<<<<

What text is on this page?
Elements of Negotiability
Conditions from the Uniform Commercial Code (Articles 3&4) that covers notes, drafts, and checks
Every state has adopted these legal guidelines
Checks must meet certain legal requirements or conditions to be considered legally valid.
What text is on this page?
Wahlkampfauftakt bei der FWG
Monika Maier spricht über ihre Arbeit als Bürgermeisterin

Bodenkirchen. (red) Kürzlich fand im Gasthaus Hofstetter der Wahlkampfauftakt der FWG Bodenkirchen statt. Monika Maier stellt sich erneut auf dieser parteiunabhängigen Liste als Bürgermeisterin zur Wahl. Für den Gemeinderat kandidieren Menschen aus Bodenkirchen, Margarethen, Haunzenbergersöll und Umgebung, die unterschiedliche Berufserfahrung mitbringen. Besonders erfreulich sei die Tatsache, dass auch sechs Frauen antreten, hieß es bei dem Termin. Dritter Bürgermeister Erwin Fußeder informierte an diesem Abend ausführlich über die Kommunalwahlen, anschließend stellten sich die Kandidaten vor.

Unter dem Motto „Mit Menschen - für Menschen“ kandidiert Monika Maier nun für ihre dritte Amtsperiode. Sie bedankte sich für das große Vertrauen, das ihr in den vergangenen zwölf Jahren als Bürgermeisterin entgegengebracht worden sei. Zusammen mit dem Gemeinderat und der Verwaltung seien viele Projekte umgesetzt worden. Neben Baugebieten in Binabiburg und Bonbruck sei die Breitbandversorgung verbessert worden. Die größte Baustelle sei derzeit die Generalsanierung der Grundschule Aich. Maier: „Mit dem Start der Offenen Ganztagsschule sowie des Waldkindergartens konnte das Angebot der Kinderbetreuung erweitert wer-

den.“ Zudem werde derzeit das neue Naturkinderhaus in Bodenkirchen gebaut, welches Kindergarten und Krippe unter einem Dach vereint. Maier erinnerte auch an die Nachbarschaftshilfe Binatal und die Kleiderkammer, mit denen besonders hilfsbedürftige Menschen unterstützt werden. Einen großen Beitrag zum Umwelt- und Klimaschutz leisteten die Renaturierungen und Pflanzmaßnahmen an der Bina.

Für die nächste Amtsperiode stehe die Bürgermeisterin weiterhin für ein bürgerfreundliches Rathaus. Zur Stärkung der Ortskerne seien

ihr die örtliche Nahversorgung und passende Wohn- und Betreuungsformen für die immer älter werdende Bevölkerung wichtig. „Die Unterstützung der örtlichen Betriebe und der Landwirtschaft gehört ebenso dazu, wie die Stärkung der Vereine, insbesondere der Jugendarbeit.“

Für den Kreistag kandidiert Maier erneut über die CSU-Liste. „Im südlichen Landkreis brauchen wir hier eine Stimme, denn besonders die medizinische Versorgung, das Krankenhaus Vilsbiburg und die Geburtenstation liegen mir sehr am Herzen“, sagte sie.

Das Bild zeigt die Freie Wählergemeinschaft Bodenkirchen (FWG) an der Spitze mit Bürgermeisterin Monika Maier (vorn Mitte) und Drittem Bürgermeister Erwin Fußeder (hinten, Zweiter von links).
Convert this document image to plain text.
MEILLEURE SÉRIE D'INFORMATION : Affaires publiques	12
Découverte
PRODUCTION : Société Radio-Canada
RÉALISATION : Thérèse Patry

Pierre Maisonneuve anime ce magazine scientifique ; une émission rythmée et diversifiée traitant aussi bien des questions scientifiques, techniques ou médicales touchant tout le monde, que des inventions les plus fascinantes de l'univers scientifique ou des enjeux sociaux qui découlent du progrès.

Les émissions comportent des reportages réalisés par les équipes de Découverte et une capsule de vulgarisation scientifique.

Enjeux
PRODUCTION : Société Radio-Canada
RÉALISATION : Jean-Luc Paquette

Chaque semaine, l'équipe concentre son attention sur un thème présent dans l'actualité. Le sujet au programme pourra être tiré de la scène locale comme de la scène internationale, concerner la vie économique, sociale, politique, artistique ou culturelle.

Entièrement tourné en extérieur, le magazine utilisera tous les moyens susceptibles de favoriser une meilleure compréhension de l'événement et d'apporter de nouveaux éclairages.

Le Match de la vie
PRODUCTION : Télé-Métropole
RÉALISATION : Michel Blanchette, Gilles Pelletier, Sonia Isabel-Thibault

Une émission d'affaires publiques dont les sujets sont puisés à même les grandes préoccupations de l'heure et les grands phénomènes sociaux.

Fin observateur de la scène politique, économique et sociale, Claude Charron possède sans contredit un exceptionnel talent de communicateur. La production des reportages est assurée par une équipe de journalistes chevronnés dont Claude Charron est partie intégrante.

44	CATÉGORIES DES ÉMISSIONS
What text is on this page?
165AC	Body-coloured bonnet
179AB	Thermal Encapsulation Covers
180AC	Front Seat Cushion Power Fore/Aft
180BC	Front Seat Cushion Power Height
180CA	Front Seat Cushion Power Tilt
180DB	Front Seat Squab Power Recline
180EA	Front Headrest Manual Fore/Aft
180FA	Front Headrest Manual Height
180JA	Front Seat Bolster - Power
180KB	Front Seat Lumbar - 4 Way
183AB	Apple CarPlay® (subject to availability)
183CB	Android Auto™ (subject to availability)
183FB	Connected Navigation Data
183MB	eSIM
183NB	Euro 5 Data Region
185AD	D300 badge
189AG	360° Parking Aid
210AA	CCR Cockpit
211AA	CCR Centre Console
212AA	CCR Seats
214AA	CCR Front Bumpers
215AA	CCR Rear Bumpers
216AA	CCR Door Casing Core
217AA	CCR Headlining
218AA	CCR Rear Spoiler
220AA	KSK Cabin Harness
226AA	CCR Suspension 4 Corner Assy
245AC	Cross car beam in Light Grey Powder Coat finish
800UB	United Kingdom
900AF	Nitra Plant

>>>>

■ **Do this**
Take the entries above and transcribe them in full.

■ **Correct response**
What text is on this page?
Elements of Negotiability
Conditions from the Uniform Commercial Code (Articles 3&4) that covers notes, drafts, and checks
Every state has adopted these legal guidelines
Checks must meet certain legal requirements or conditions to be considered legally valid.
What text is on this page?
Wahlkampfauftakt bei der FWG
Monika Maier spricht über ihre Arbeit als Bürgermeisterin

Bodenkirchen. (red) Kürzlich fand im Gasthaus Hofstetter der Wahlkampfauftakt der FWG Bodenkirchen statt. Monika Maier stellt sich erneut auf dieser parteiunabhängigen Liste als Bürgermeisterin zur Wahl. Für den Gemeinderat kandidieren Menschen aus Bodenkirchen, Margarethen, Haunzenbergersöll und Umgebung, die unterschiedliche Berufserfahrung mitbringen. Besonders erfreulich sei die Tatsache, dass auch sechs Frauen antreten, hieß es bei dem Termin. Dritter Bürgermeister Erwin Fußeder informierte an diesem Abend ausführlich über die Kommunalwahlen, anschließend stellten sich die Kandidaten vor.

Unter dem Motto „Mit Menschen - für Menschen“ kandidiert Monika Maier nun für ihre dritte Amtsperiode. Sie bedankte sich für das große Vertrauen, das ihr in den vergangenen zwölf Jahren als Bürgermeisterin entgegengebracht worden sei. Zusammen mit dem Gemeinderat und der Verwaltung seien viele Projekte umgesetzt worden. Neben Baugebieten in Binabiburg und Bonbruck sei die Breitbandversorgung verbessert worden. Die größte Baustelle sei derzeit die Generalsanierung der Grundschule Aich. Maier: „Mit dem Start der Offenen Ganztagsschule sowie des Waldkindergartens konnte das Angebot der Kinderbetreuung erweitert wer-

den.“ Zudem werde derzeit das neue Naturkinderhaus in Bodenkirchen gebaut, welches Kindergarten und Krippe unter einem Dach vereint. Maier erinnerte auch an die Nachbarschaftshilfe Binatal und die Kleiderkammer, mit denen besonders hilfsbedürftige Menschen unterstützt werden. Einen großen Beitrag zum Umwelt- und Klimaschutz leisteten die Renaturierungen und Pflanzmaßnahmen an der Bina.

Für die nächste Amtsperiode stehe die Bürgermeisterin weiterhin für ein bürgerfreundliches Rathaus. Zur Stärkung der Ortskerne seien

ihr die örtliche Nahversorgung und passende Wohn- und Betreuungsformen für die immer älter werdende Bevölkerung wichtig. „Die Unterstützung der örtlichen Betriebe und der Landwirtschaft gehört ebenso dazu, wie die Stärkung der Vereine, insbesondere der Jugendarbeit.“

Für den Kreistag kandidiert Maier erneut über die CSU-Liste. „Im südlichen Landkreis brauchen wir hier eine Stimme, denn besonders die medizinische Versorgung, das Krankenhaus Vilsbiburg und die Geburtenstation liegen mir sehr am Herzen“, sagte sie.

Das Bild zeigt die Freie Wählergemeinschaft Bodenkirchen (FWG) an der Spitze mit Bürgermeisterin Monika Maier (vorn Mitte) und Drittem Bürgermeister Erwin Fußeder (hinten, Zweiter von links).
Convert this document image to plain text.
MEILLEURE SÉRIE D'INFORMATION : Affaires publiques	12
Découverte
PRODUCTION : Société Radio-Canada
RÉALISATION : Thérèse Patry

Pierre Maisonneuve anime ce magazine scientifique ; une émission rythmée et diversifiée traitant aussi bien des questions scientifiques, techniques ou médicales touchant tout le monde, que des inventions les plus fascinantes de l'univers scientifique ou des enjeux sociaux qui découlent du progrès.

Les émissions comportent des reportages réalisés par les équipes de Découverte et une capsule de vulgarisation scientifique.

Enjeux
PRODUCTION : Société Radio-Canada
RÉALISATION : Jean-Luc Paquette

Chaque semaine, l'équipe concentre son attention sur un thème présent dans l'actualité. Le sujet au programme pourra être tiré de la scène locale comme de la scène internationale, concerner la vie économique, sociale, politique, artistique ou culturelle.

Entièrement tourné en extérieur, le magazine utilisera tous les moyens susceptibles de favoriser une meilleure compréhension de l'événement et d'apporter de nouveaux éclairages.

Le Match de la vie
PRODUCTION : Télé-Métropole
RÉALISATION : Michel Blanchette, Gilles Pelletier, Sonia Isabel-Thibault

Une émission d'affaires publiques dont les sujets sont puisés à même les grandes préoccupations de l'heure et les grands phénomènes sociaux.

Fin observateur de la scène politique, économique et sociale, Claude Charron possède sans contredit un exceptionnel talent de communicateur. La production des reportages est assurée par une équipe de journalistes chevronnés dont Claude Charron est partie intégrante.

44	CATÉGORIES DES ÉMISSIONS
What text is on this page?
165AC	Body-coloured bonnet
179AB	Thermal Encapsulation Covers
180AC	Front Seat Cushion Power Fore/Aft
180BC	Front Seat Cushion Power Height
180CA	Front Seat Cushion Power Tilt
180DB	Front Seat Squab Power Recline
180EA	Front Headrest Manual Fore/Aft
180FA	Front Headrest Manual Height
180JA	Front Seat Bolster - Power
180KB	Front Seat Lumbar - 4 Way
183AB	Apple CarPlay® (subject to availability)
183CB	Android Auto™ (subject to availability)
183FB	Connected Navigation Data
183MB	eSIM
183NB	Euro 5 Data Region
185AD	D300 badge
189AG	360° Parking Aid
210AA	CCR Cockpit
211AA	CCR Centre Console
212AA	CCR Seats
214AA	CCR Front Bumpers
215AA	CCR Rear Bumpers
216AA	CCR Door Casing Core
217AA	CCR Headlining
218AA	CCR Rear Spoiler
220AA	KSK Cabin Harness
226AA	CCR Suspension 4 Corner Assy
245AC	Cross car beam in Light Grey Powder Coat finish
800UB	United Kingdom
900AF	Nitra Plant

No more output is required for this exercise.